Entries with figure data
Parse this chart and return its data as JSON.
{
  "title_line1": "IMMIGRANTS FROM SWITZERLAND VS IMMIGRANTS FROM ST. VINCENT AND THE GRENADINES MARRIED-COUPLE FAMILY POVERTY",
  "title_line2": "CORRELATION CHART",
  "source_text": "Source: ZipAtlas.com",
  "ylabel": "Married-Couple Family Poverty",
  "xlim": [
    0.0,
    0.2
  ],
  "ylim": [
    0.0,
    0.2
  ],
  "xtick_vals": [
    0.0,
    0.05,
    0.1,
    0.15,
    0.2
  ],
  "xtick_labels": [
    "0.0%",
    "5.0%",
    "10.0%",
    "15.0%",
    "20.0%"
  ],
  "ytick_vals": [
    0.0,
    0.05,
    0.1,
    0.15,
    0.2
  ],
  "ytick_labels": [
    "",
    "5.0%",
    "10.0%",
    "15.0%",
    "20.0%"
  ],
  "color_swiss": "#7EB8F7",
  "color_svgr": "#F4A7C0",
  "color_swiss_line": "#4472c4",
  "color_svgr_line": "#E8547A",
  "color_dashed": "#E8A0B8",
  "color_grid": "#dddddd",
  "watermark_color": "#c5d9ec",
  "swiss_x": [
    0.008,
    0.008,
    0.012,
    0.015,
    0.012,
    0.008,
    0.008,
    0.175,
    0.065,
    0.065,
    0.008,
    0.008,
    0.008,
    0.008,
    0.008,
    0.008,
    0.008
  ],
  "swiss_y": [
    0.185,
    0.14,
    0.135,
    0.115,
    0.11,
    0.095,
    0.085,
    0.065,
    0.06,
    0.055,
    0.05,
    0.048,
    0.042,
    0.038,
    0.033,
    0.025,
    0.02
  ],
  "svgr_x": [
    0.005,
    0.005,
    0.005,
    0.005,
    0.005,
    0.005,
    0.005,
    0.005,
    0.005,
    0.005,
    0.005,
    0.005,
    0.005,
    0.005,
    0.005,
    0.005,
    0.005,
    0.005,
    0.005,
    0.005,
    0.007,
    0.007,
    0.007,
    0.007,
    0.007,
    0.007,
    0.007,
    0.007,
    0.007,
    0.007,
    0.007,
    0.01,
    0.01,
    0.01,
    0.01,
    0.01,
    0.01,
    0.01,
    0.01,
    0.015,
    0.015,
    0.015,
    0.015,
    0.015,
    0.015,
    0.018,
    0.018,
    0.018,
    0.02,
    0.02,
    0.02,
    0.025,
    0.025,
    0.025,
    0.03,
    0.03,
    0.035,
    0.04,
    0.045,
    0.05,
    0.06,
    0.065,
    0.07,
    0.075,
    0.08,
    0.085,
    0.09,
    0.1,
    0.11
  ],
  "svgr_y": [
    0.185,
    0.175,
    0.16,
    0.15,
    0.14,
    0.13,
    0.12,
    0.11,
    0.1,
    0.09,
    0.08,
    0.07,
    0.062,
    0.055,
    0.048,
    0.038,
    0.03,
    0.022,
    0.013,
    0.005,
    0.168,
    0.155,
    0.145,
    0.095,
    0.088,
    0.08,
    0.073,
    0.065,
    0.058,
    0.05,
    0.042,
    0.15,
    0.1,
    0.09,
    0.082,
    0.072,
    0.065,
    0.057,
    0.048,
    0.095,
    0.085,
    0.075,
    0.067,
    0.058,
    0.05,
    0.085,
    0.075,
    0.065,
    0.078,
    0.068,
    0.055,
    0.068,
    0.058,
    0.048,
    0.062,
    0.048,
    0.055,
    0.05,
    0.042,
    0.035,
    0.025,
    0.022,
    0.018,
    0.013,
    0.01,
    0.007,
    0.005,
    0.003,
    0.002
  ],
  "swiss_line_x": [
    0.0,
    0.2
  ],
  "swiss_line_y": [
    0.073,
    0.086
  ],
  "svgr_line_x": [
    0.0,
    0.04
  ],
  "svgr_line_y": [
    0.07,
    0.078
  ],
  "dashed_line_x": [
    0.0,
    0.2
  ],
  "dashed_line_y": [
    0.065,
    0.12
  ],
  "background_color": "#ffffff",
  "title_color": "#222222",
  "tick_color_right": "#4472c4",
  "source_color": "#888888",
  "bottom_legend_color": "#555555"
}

▸ **Description of the task**
In this exercise, repeat all entries exactly.

▸ **The reply**
Parse this chart and return its data as JSON.
{
  "title_line1": "IMMIGRANTS FROM SWITZERLAND VS IMMIGRANTS FROM ST. VINCENT AND THE GRENADINES MARRIED-COUPLE FAMILY POVERTY",
  "title_line2": "CORRELATION CHART",
  "source_text": "Source: ZipAtlas.com",
  "ylabel": "Married-Couple Family Poverty",
  "xlim": [
    0.0,
    0.2
  ],
  "ylim": [
    0.0,
    0.2
  ],
  "xtick_vals": [
    0.0,
    0.05,
    0.1,
    0.15,
    0.2
  ],
  "xtick_labels": [
    "0.0%",
    "5.0%",
    "10.0%",
    "15.0%",
    "20.0%"
  ],
  "ytick_vals": [
    0.0,
    0.05,
    0.1,
    0.15,
    0.2
  ],
  "ytick_labels": [
    "",
    "5.0%",
    "10.0%",
    "15.0%",
    "20.0%"
  ],
  "color_swiss": "#7EB8F7",
  "color_svgr": "#F4A7C0",
  "color_swiss_line": "#4472c4",
  "color_svgr_line": "#E8547A",
  "color_dashed": "#E8A0B8",
  "color_grid": "#dddddd",
  "watermark_color": "#c5d9ec",
  "swiss_x": [
    0.008,
    0.008,
    0.012,
    0.015,
    0.012,
    0.008,
    0.008,
    0.175,
    0.065,
    0.065,
    0.008,
    0.008,
    0.008,
    0.008,
    0.008,
    0.008,
    0.008
  ],
  "swiss_y": [
    0.185,
    0.14,
    0.135,
    0.115,
    0.11,
    0.095,
    0.085,
    0.065,
    0.06,
    0.055,
    0.05,
    0.048,
    0.042,
    0.038,
    0.033,
    0.025,
    0.02
  ],
  "svgr_x": [
    0.005,
    0.005,
    0.005,
    0.005,
    0.005,
    0.005,
    0.005,
    0.005,
    0.005,
    0.005,
    0.005,
    0.005,
    0.005,
    0.005,
    0.005,
    0.005,
    0.005,
    0.005,
    0.005,
    0.005,
    0.007,
    0.007,
    0.007,
    0.007,
    0.007,
    0.007,
    0.007,
    0.007,
    0.007,
    0.007,
    0.007,
    0.01,
    0.01,
    0.01,
    0.01,
    0.01,
    0.01,
    0.01,
    0.01,
    0.015,
    0.015,
    0.015,
    0.015,
    0.015,
    0.015,
    0.018,
    0.018,
    0.018,
    0.02,
    0.02,
    0.02,
    0.025,
    0.025,
    0.025,
    0.03,
    0.03,
    0.035,
    0.04,
    0.045,
    0.05,
    0.06,
    0.065,
    0.07,
    0.075,
    0.08,
    0.085,
    0.09,
    0.1,
    0.11
  ],
  "svgr_y": [
    0.185,
    0.175,
    0.16,
    0.15,
    0.14,
    0.13,
    0.12,
    0.11,
    0.1,
    0.09,
    0.08,
    0.07,
    0.062,
    0.055,
    0.048,
    0.038,
    0.03,
    0.022,
    0.013,
    0.005,
    0.168,
    0.155,
    0.145,
    0.095,
    0.088,
    0.08,
    0.073,
    0.065,
    0.058,
    0.05,
    0.042,
    0.15,
    0.1,
    0.09,
    0.082,
    0.072,
    0.065,
    0.057,
    0.048,
    0.095,
    0.085,
    0.075,
    0.067,
    0.058,
    0.05,
    0.085,
    0.075,
    0.065,
    0.078,
    0.068,
    0.055,
    0.068,
    0.058,
    0.048,
    0.062,
    0.048,
    0.055,
    0.05,
    0.042,
    0.035,
    0.025,
    0.022,
    0.018,
    0.013,
    0.01,
    0.007,
    0.005,
    0.003,
    0.002
  ],
  "swiss_line_x": [
    0.0,
    0.2
  ],
  "swiss_line_y": [
    0.073,
    0.086
  ],
  "svgr_line_x": [
    0.0,
    0.04
  ],
  "svgr_line_y": [
    0.07,
    0.078
  ],
  "dashed_line_x": [
    0.0,
    0.2
  ],
  "dashed_line_y": [
    0.065,
    0.12
  ],
  "background_color": "#ffffff",
  "title_color": "#222222",
  "tick_color_right": "#4472c4",
  "source_color": "#888888",
  "bottom_legend_color": "#555555"
}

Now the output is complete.